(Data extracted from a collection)
%%

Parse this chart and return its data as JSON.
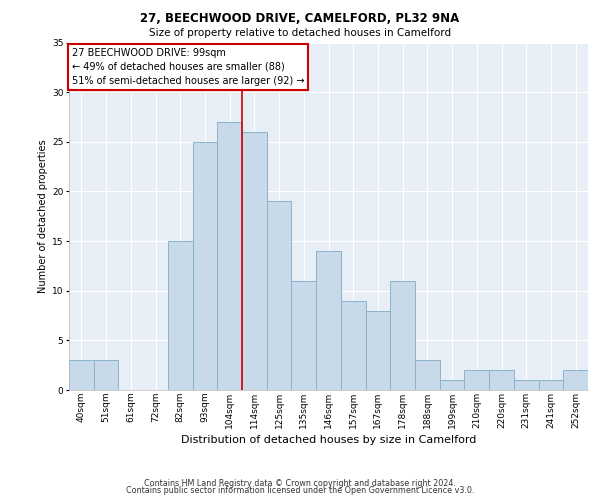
{
  "title1": "27, BEECHWOOD DRIVE, CAMELFORD, PL32 9NA",
  "title2": "Size of property relative to detached houses in Camelford",
  "xlabel": "Distribution of detached houses by size in Camelford",
  "ylabel": "Number of detached properties",
  "categories": [
    "40sqm",
    "51sqm",
    "61sqm",
    "72sqm",
    "82sqm",
    "93sqm",
    "104sqm",
    "114sqm",
    "125sqm",
    "135sqm",
    "146sqm",
    "157sqm",
    "167sqm",
    "178sqm",
    "188sqm",
    "199sqm",
    "210sqm",
    "220sqm",
    "231sqm",
    "241sqm",
    "252sqm"
  ],
  "values": [
    3,
    3,
    0,
    0,
    15,
    25,
    27,
    26,
    19,
    11,
    14,
    9,
    8,
    11,
    3,
    1,
    2,
    2,
    1,
    1,
    2
  ],
  "bar_color": "#c8d9ea",
  "bar_edge_color": "#8ab4cc",
  "bg_color": "#e8eef5",
  "grid_color": "#ffffff",
  "annotation_text": "27 BEECHWOOD DRIVE: 99sqm\n← 49% of detached houses are smaller (88)\n51% of semi-detached houses are larger (92) →",
  "annotation_box_color": "#ffffff",
  "annotation_box_edge": "#cc0000",
  "footer1": "Contains HM Land Registry data © Crown copyright and database right 2024.",
  "footer2": "Contains public sector information licensed under the Open Government Licence v3.0.",
  "ylim": [
    0,
    35
  ],
  "yticks": [
    0,
    5,
    10,
    15,
    20,
    25,
    30,
    35
  ],
  "title1_fontsize": 8.5,
  "title2_fontsize": 7.5,
  "xlabel_fontsize": 8,
  "ylabel_fontsize": 7,
  "tick_fontsize": 6.5,
  "annot_fontsize": 7,
  "footer_fontsize": 5.8
}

%%

• [WHAT IS NEEDED]: The entries above are to be returned exactly, without their pictures.

• [ANSWER FOR THIS EXERCISE]:
Parse this chart and return its data as JSON.
{
  "title1": "27, BEECHWOOD DRIVE, CAMELFORD, PL32 9NA",
  "title2": "Size of property relative to detached houses in Camelford",
  "xlabel": "Distribution of detached houses by size in Camelford",
  "ylabel": "Number of detached properties",
  "categories": [
    "40sqm",
    "51sqm",
    "61sqm",
    "72sqm",
    "82sqm",
    "93sqm",
    "104sqm",
    "114sqm",
    "125sqm",
    "135sqm",
    "146sqm",
    "157sqm",
    "167sqm",
    "178sqm",
    "188sqm",
    "199sqm",
    "210sqm",
    "220sqm",
    "231sqm",
    "241sqm",
    "252sqm"
  ],
  "values": [
    3,
    3,
    0,
    0,
    15,
    25,
    27,
    26,
    19,
    11,
    14,
    9,
    8,
    11,
    3,
    1,
    2,
    2,
    1,
    1,
    2
  ],
  "bar_color": "#c8d9ea",
  "bar_edge_color": "#8ab4cc",
  "bg_color": "#e8eef5",
  "grid_color": "#ffffff",
  "annotation_text": "27 BEECHWOOD DRIVE: 99sqm\n← 49% of detached houses are smaller (88)\n51% of semi-detached houses are larger (92) →",
  "annotation_box_color": "#ffffff",
  "annotation_box_edge": "#cc0000",
  "footer1": "Contains HM Land Registry data © Crown copyright and database right 2024.",
  "footer2": "Contains public sector information licensed under the Open Government Licence v3.0.",
  "ylim": [
    0,
    35
  ],
  "yticks": [
    0,
    5,
    10,
    15,
    20,
    25,
    30,
    35
  ],
  "title1_fontsize": 8.5,
  "title2_fontsize": 7.5,
  "xlabel_fontsize": 8,
  "ylabel_fontsize": 7,
  "tick_fontsize": 6.5,
  "annot_fontsize": 7,
  "footer_fontsize": 5.8
}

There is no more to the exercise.